Written task – Take the material below and retype it in full; pictures are left out.

Record excerpts –

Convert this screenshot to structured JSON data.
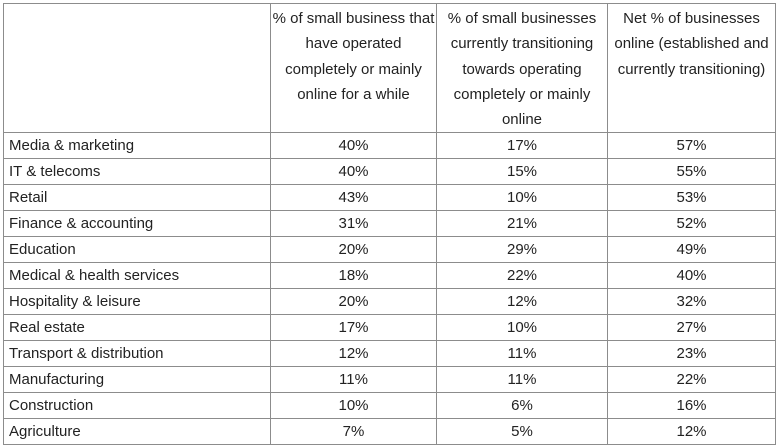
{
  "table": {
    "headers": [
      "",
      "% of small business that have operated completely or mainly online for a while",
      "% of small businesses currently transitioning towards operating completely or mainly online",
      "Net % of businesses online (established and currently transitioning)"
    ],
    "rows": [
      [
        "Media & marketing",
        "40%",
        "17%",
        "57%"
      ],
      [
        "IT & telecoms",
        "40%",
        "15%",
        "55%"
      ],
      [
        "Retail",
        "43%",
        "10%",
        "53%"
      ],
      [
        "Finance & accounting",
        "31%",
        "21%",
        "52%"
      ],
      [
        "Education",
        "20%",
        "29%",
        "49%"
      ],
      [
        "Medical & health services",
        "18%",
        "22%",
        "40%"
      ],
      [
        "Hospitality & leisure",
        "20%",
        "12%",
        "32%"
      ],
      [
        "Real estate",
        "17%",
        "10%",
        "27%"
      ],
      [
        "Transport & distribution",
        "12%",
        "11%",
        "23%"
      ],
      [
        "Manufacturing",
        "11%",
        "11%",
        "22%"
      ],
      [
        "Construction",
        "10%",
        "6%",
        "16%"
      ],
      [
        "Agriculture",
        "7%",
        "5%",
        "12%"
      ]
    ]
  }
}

Result of this exercise –
Convert this screenshot to structured JSON data.
{
  "table": {
    "headers": [
      "",
      "% of small business that have operated completely or mainly online for a while",
      "% of small businesses currently transitioning towards operating completely or mainly online",
      "Net % of businesses online (established and currently transitioning)"
    ],
    "rows": [
      [
        "Media & marketing",
        "40%",
        "17%",
        "57%"
      ],
      [
        "IT & telecoms",
        "40%",
        "15%",
        "55%"
      ],
      [
        "Retail",
        "43%",
        "10%",
        "53%"
      ],
      [
        "Finance & accounting",
        "31%",
        "21%",
        "52%"
      ],
      [
        "Education",
        "20%",
        "29%",
        "49%"
      ],
      [
        "Medical & health services",
        "18%",
        "22%",
        "40%"
      ],
      [
        "Hospitality & leisure",
        "20%",
        "12%",
        "32%"
      ],
      [
        "Real estate",
        "17%",
        "10%",
        "27%"
      ],
      [
        "Transport & distribution",
        "12%",
        "11%",
        "23%"
      ],
      [
        "Manufacturing",
        "11%",
        "11%",
        "22%"
      ],
      [
        "Construction",
        "10%",
        "6%",
        "16%"
      ],
      [
        "Agriculture",
        "7%",
        "5%",
        "12%"
      ]
    ]
  }
}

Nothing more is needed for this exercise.